--- Written task ---
Copy all lines below exactly as written. Leave pictures out.

--- Data to process ---
— start —

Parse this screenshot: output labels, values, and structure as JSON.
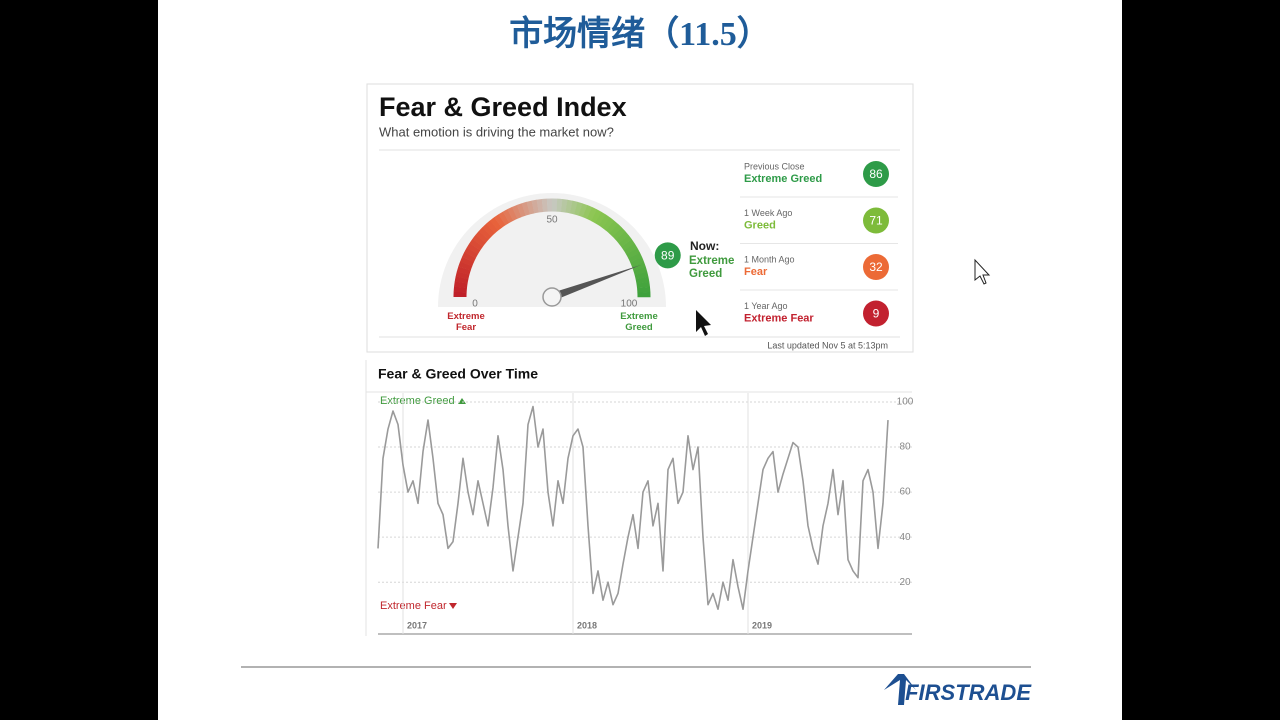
{
  "slide": {
    "title": "市场情绪（11.5）",
    "logo": "FIRSTRADE"
  },
  "gauge": {
    "title": "Fear & Greed Index",
    "subtitle": "What emotion is driving the market now?",
    "value": 89,
    "now_label": "Now:",
    "now_rating": "Extreme Greed",
    "ticks": [
      0,
      50,
      100
    ],
    "min_label": "Extreme Fear",
    "max_label": "Extreme Greed",
    "updated": "Last updated Nov 5 at 5:13pm"
  },
  "history": [
    {
      "label": "Previous Close",
      "rating": "Extreme Greed",
      "value": 86,
      "color": "#2e9b48"
    },
    {
      "label": "1 Week Ago",
      "rating": "Greed",
      "value": 71,
      "color": "#7dbb3a"
    },
    {
      "label": "1 Month Ago",
      "rating": "Fear",
      "value": 32,
      "color": "#ec6a36"
    },
    {
      "label": "1 Year Ago",
      "rating": "Extreme Fear",
      "value": 9,
      "color": "#c2212f"
    }
  ],
  "chart_data": {
    "type": "line",
    "title": "Fear & Greed Over Time",
    "color": "#9a9a9a",
    "upper_label": "Extreme Greed",
    "lower_label": "Extreme Fear",
    "categories": [
      null,
      null,
      null,
      null,
      null,
      "2017",
      null,
      null,
      null,
      null,
      null,
      null,
      null,
      null,
      null,
      null,
      null,
      null,
      null,
      null,
      null,
      null,
      null,
      null,
      null,
      null,
      null,
      null,
      null,
      null,
      null,
      null,
      null,
      null,
      null,
      null,
      null,
      null,
      null,
      "2018",
      null,
      null,
      null,
      null,
      null,
      null,
      null,
      null,
      null,
      null,
      null,
      null,
      null,
      null,
      null,
      null,
      null,
      null,
      null,
      null,
      null,
      null,
      null,
      null,
      null,
      null,
      null,
      null,
      null,
      null,
      null,
      null,
      null,
      null,
      "2019",
      null,
      null,
      null,
      null,
      null,
      null,
      null,
      null,
      null,
      null,
      null,
      null,
      null,
      null,
      null,
      null,
      null,
      null,
      null,
      null,
      null,
      null,
      null,
      null,
      null,
      null,
      null,
      null
    ],
    "values": [
      35,
      75,
      88,
      96,
      90,
      72,
      60,
      65,
      55,
      78,
      92,
      75,
      55,
      50,
      35,
      38,
      55,
      75,
      60,
      50,
      65,
      55,
      45,
      62,
      85,
      70,
      45,
      25,
      40,
      55,
      90,
      98,
      80,
      88,
      60,
      45,
      65,
      55,
      75,
      85,
      88,
      80,
      45,
      15,
      25,
      12,
      20,
      10,
      15,
      28,
      40,
      50,
      35,
      60,
      65,
      45,
      55,
      25,
      70,
      75,
      55,
      60,
      85,
      70,
      80,
      40,
      10,
      15,
      8,
      20,
      12,
      30,
      18,
      8,
      25,
      40,
      55,
      70,
      75,
      78,
      60,
      68,
      75,
      82,
      80,
      65,
      45,
      35,
      28,
      45,
      55,
      70,
      50,
      65,
      30,
      25,
      22,
      65,
      70,
      60,
      35,
      55,
      92
    ],
    "ylim": [
      -3,
      104
    ],
    "yticks": [
      20,
      40,
      60,
      80,
      100
    ],
    "grid": true
  }
}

— end —

--- Solution for this task ---
Parse this screenshot: output labels, values, and structure as JSON.
{
  "slide": {
    "title": "市场情绪（11.5）",
    "logo": "FIRSTRADE"
  },
  "gauge": {
    "title": "Fear & Greed Index",
    "subtitle": "What emotion is driving the market now?",
    "value": 89,
    "now_label": "Now:",
    "now_rating": "Extreme Greed",
    "ticks": [
      0,
      50,
      100
    ],
    "min_label": "Extreme Fear",
    "max_label": "Extreme Greed",
    "updated": "Last updated Nov 5 at 5:13pm"
  },
  "history": [
    {
      "label": "Previous Close",
      "rating": "Extreme Greed",
      "value": 86,
      "color": "#2e9b48"
    },
    {
      "label": "1 Week Ago",
      "rating": "Greed",
      "value": 71,
      "color": "#7dbb3a"
    },
    {
      "label": "1 Month Ago",
      "rating": "Fear",
      "value": 32,
      "color": "#ec6a36"
    },
    {
      "label": "1 Year Ago",
      "rating": "Extreme Fear",
      "value": 9,
      "color": "#c2212f"
    }
  ],
  "chart_data": {
    "type": "line",
    "title": "Fear & Greed Over Time",
    "color": "#9a9a9a",
    "upper_label": "Extreme Greed",
    "lower_label": "Extreme Fear",
    "categories": [
      null,
      null,
      null,
      null,
      null,
      "2017",
      null,
      null,
      null,
      null,
      null,
      null,
      null,
      null,
      null,
      null,
      null,
      null,
      null,
      null,
      null,
      null,
      null,
      null,
      null,
      null,
      null,
      null,
      null,
      null,
      null,
      null,
      null,
      null,
      null,
      null,
      null,
      null,
      null,
      "2018",
      null,
      null,
      null,
      null,
      null,
      null,
      null,
      null,
      null,
      null,
      null,
      null,
      null,
      null,
      null,
      null,
      null,
      null,
      null,
      null,
      null,
      null,
      null,
      null,
      null,
      null,
      null,
      null,
      null,
      null,
      null,
      null,
      null,
      null,
      "2019",
      null,
      null,
      null,
      null,
      null,
      null,
      null,
      null,
      null,
      null,
      null,
      null,
      null,
      null,
      null,
      null,
      null,
      null,
      null,
      null,
      null,
      null,
      null,
      null,
      null,
      null,
      null,
      null
    ],
    "values": [
      35,
      75,
      88,
      96,
      90,
      72,
      60,
      65,
      55,
      78,
      92,
      75,
      55,
      50,
      35,
      38,
      55,
      75,
      60,
      50,
      65,
      55,
      45,
      62,
      85,
      70,
      45,
      25,
      40,
      55,
      90,
      98,
      80,
      88,
      60,
      45,
      65,
      55,
      75,
      85,
      88,
      80,
      45,
      15,
      25,
      12,
      20,
      10,
      15,
      28,
      40,
      50,
      35,
      60,
      65,
      45,
      55,
      25,
      70,
      75,
      55,
      60,
      85,
      70,
      80,
      40,
      10,
      15,
      8,
      20,
      12,
      30,
      18,
      8,
      25,
      40,
      55,
      70,
      75,
      78,
      60,
      68,
      75,
      82,
      80,
      65,
      45,
      35,
      28,
      45,
      55,
      70,
      50,
      65,
      30,
      25,
      22,
      65,
      70,
      60,
      35,
      55,
      92
    ],
    "ylim": [
      -3,
      104
    ],
    "yticks": [
      20,
      40,
      60,
      80,
      100
    ],
    "grid": true
  }
}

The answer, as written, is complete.